Problem description => Only the number is wanted: how many lines hold the word "icon"?

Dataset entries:
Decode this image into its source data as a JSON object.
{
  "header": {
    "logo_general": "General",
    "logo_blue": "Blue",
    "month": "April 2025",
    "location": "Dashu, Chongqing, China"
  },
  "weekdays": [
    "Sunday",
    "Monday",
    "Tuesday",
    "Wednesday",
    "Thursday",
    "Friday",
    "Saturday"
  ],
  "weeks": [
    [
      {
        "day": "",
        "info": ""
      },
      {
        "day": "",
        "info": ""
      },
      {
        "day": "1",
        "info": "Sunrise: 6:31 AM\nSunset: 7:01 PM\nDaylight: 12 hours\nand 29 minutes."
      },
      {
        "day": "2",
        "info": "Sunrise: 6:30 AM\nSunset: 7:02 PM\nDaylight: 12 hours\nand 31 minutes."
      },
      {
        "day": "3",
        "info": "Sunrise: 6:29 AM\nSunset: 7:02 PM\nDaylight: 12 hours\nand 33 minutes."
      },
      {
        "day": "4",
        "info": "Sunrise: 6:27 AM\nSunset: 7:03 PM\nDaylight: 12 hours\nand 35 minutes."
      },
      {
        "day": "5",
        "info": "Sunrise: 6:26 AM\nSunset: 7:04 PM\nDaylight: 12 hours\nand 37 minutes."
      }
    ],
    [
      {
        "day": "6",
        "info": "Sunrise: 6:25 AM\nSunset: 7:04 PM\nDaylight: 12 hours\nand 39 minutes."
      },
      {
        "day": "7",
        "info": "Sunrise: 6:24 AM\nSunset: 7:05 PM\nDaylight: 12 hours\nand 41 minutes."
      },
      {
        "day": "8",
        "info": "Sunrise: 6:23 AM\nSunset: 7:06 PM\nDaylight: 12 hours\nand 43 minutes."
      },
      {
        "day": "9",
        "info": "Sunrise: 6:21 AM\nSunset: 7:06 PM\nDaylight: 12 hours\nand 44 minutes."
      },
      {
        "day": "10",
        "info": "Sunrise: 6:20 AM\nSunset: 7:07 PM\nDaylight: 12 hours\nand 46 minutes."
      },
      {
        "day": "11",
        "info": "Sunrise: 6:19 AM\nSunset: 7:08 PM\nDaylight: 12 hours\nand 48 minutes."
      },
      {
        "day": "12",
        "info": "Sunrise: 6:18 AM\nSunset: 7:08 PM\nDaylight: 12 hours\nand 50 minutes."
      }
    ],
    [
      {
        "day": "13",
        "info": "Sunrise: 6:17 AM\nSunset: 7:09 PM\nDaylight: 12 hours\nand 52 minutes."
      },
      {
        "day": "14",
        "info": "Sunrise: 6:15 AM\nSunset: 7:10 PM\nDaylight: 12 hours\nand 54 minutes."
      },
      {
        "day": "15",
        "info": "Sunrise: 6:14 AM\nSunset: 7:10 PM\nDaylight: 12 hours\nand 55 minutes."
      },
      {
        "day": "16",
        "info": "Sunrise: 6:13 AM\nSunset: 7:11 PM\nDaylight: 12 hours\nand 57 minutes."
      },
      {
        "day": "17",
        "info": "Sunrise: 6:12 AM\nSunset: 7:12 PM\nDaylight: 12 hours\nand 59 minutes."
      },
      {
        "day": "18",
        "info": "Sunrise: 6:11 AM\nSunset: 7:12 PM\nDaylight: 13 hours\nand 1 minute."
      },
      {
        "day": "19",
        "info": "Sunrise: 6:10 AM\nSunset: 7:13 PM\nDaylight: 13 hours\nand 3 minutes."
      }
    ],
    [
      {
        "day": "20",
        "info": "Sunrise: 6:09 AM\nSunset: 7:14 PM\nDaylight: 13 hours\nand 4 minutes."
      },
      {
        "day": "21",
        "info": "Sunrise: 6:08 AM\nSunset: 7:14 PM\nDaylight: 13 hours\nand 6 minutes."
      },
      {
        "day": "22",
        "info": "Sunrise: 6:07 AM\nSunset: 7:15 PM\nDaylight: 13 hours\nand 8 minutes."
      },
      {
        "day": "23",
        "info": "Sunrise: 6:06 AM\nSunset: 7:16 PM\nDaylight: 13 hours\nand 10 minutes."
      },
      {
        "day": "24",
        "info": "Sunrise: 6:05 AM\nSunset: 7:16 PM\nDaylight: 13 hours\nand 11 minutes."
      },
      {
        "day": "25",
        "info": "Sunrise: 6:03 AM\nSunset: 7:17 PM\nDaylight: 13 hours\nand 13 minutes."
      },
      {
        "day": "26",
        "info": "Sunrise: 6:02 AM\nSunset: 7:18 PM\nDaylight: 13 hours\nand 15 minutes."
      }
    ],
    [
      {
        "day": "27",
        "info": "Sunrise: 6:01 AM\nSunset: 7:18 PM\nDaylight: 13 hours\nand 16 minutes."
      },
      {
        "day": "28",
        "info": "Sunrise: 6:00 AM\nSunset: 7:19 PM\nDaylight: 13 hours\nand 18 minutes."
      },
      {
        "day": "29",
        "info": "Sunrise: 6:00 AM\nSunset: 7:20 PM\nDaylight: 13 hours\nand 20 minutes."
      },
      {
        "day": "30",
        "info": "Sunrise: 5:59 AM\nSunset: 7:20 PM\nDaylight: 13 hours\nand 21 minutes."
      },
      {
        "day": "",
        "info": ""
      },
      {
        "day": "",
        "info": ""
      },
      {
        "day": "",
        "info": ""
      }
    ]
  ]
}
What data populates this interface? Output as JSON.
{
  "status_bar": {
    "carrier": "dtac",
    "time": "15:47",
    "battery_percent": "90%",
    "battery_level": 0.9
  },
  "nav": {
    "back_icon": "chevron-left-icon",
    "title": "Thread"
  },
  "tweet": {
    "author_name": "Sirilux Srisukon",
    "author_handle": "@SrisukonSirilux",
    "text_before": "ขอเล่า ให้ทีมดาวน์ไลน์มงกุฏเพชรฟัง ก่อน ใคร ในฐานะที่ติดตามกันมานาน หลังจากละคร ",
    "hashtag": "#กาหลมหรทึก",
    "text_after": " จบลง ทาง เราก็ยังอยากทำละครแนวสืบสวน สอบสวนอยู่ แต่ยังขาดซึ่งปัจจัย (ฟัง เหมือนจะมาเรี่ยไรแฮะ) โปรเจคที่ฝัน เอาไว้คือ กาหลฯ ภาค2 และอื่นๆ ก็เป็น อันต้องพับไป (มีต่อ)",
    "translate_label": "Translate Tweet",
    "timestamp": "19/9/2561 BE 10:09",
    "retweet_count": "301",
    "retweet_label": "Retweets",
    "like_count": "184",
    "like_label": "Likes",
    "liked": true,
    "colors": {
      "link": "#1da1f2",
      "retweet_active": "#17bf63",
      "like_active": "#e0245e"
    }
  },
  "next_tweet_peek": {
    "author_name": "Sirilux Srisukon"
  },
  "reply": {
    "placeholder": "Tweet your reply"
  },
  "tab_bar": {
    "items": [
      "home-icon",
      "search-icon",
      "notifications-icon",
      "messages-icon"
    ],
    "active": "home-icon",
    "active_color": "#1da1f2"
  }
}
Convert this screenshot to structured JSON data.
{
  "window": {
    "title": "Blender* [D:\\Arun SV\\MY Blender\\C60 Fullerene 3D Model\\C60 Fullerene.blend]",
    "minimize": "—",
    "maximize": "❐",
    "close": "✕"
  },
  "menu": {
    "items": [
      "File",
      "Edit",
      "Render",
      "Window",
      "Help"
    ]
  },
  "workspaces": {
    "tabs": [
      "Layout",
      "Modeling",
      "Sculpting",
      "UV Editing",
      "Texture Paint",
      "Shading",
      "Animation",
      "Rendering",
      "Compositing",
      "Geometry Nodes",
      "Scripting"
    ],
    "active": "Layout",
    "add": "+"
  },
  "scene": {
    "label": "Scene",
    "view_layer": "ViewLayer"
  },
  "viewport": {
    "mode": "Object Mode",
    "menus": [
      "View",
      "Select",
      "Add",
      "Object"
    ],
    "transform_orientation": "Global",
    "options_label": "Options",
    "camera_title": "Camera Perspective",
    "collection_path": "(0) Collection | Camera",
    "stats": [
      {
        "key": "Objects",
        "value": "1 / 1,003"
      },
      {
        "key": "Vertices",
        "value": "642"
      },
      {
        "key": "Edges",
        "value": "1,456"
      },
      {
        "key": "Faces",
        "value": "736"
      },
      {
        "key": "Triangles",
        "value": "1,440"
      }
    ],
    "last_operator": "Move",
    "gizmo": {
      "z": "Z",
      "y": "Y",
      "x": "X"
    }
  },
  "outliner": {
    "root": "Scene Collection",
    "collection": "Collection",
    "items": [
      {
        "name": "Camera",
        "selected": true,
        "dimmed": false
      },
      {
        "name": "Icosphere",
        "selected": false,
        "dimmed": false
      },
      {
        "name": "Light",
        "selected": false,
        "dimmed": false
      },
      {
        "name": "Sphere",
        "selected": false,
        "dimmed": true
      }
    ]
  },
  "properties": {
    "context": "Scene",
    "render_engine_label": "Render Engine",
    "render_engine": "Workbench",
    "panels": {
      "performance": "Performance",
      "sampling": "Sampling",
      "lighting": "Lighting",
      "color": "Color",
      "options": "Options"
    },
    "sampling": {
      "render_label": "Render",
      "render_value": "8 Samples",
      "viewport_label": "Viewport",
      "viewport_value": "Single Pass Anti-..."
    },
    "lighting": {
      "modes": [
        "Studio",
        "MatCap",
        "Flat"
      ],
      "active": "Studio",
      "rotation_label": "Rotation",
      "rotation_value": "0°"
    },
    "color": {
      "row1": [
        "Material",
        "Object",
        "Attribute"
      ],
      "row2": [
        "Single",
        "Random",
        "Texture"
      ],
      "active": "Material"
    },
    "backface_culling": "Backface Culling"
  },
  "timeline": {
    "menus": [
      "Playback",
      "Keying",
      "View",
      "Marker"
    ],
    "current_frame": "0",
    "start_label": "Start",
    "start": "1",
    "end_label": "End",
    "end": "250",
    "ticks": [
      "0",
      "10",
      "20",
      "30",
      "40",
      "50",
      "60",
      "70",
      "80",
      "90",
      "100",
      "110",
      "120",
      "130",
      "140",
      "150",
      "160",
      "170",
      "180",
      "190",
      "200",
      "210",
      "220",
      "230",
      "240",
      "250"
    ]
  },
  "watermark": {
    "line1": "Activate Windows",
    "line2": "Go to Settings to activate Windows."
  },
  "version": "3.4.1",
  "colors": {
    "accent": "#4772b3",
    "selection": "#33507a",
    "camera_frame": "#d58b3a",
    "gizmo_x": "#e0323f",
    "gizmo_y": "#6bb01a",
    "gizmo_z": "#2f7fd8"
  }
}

Solved problem => 6